(Stored data entries)
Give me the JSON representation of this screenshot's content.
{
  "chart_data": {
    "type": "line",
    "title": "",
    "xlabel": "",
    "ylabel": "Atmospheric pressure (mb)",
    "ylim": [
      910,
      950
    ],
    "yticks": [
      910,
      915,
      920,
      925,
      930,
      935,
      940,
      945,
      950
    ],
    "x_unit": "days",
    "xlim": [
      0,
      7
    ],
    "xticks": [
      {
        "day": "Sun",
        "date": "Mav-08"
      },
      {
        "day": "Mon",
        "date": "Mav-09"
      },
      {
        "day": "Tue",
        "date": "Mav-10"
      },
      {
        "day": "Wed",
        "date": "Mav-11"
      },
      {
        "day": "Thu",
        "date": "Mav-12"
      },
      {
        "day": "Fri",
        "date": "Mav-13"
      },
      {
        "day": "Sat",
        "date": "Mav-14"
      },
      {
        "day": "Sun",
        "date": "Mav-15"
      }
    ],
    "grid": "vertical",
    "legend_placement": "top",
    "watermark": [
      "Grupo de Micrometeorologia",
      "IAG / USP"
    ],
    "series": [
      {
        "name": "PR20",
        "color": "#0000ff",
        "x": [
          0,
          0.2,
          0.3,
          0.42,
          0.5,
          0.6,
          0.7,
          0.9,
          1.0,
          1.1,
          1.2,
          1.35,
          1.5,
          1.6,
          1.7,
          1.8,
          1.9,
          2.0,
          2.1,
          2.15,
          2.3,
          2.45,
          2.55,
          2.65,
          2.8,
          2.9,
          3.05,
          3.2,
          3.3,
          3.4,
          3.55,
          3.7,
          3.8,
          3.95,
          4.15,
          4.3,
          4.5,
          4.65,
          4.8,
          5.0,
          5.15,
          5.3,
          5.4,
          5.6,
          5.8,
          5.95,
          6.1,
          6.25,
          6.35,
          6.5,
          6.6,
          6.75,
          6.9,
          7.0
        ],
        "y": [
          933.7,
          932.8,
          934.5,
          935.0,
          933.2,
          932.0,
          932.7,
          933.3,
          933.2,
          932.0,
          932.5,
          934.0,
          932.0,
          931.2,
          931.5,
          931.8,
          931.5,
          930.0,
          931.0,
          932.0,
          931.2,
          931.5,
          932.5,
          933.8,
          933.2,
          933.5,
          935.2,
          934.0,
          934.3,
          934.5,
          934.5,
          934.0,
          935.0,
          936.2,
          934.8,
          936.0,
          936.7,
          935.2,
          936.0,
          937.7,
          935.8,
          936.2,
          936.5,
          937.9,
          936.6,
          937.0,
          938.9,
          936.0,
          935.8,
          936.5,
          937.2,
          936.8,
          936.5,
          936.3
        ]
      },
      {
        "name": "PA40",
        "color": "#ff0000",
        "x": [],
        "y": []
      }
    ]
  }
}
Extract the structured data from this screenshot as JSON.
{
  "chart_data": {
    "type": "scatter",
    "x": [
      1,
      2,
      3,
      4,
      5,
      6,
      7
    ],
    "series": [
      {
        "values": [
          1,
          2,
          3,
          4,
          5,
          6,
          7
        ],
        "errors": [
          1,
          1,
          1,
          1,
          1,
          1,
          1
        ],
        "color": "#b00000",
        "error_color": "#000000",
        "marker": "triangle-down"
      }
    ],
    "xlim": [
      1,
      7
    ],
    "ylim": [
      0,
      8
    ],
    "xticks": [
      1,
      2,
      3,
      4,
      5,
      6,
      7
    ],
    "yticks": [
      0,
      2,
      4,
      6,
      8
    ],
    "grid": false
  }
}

GIVEN INSTRUCTION: Go back to the listing above and please repeat it exactly.

RESULT:
Give me the JSON representation of this screenshot's content.
{
  "chart_data": {
    "type": "line",
    "title": "",
    "xlabel": "",
    "ylabel": "Atmospheric pressure (mb)",
    "ylim": [
      910,
      950
    ],
    "yticks": [
      910,
      915,
      920,
      925,
      930,
      935,
      940,
      945,
      950
    ],
    "x_unit": "days",
    "xlim": [
      0,
      7
    ],
    "xticks": [
      {
        "day": "Sun",
        "date": "Mav-08"
      },
      {
        "day": "Mon",
        "date": "Mav-09"
      },
      {
        "day": "Tue",
        "date": "Mav-10"
      },
      {
        "day": "Wed",
        "date": "Mav-11"
      },
      {
        "day": "Thu",
        "date": "Mav-12"
      },
      {
        "day": "Fri",
        "date": "Mav-13"
      },
      {
        "day": "Sat",
        "date": "Mav-14"
      },
      {
        "day": "Sun",
        "date": "Mav-15"
      }
    ],
    "grid": "vertical",
    "legend_placement": "top",
    "watermark": [
      "Grupo de Micrometeorologia",
      "IAG / USP"
    ],
    "series": [
      {
        "name": "PR20",
        "color": "#0000ff",
        "x": [
          0,
          0.2,
          0.3,
          0.42,
          0.5,
          0.6,
          0.7,
          0.9,
          1.0,
          1.1,
          1.2,
          1.35,
          1.5,
          1.6,
          1.7,
          1.8,
          1.9,
          2.0,
          2.1,
          2.15,
          2.3,
          2.45,
          2.55,
          2.65,
          2.8,
          2.9,
          3.05,
          3.2,
          3.3,
          3.4,
          3.55,
          3.7,
          3.8,
          3.95,
          4.15,
          4.3,
          4.5,
          4.65,
          4.8,
          5.0,
          5.15,
          5.3,
          5.4,
          5.6,
          5.8,
          5.95,
          6.1,
          6.25,
          6.35,
          6.5,
          6.6,
          6.75,
          6.9,
          7.0
        ],
        "y": [
          933.7,
          932.8,
          934.5,
          935.0,
          933.2,
          932.0,
          932.7,
          933.3,
          933.2,
          932.0,
          932.5,
          934.0,
          932.0,
          931.2,
          931.5,
          931.8,
          931.5,
          930.0,
          931.0,
          932.0,
          931.2,
          931.5,
          932.5,
          933.8,
          933.2,
          933.5,
          935.2,
          934.0,
          934.3,
          934.5,
          934.5,
          934.0,
          935.0,
          936.2,
          934.8,
          936.0,
          936.7,
          935.2,
          936.0,
          937.7,
          935.8,
          936.2,
          936.5,
          937.9,
          936.6,
          937.0,
          938.9,
          936.0,
          935.8,
          936.5,
          937.2,
          936.8,
          936.5,
          936.3
        ]
      },
      {
        "name": "PA40",
        "color": "#ff0000",
        "x": [],
        "y": []
      }
    ]
  }
}
Extract the structured data from this screenshot as JSON.
{
  "chart_data": {
    "type": "scatter",
    "x": [
      1,
      2,
      3,
      4,
      5,
      6,
      7
    ],
    "series": [
      {
        "values": [
          1,
          2,
          3,
          4,
          5,
          6,
          7
        ],
        "errors": [
          1,
          1,
          1,
          1,
          1,
          1,
          1
        ],
        "color": "#b00000",
        "error_color": "#000000",
        "marker": "triangle-down"
      }
    ],
    "xlim": [
      1,
      7
    ],
    "ylim": [
      0,
      8
    ],
    "xticks": [
      1,
      2,
      3,
      4,
      5,
      6,
      7
    ],
    "yticks": [
      0,
      2,
      4,
      6,
      8
    ],
    "grid": false
  }
}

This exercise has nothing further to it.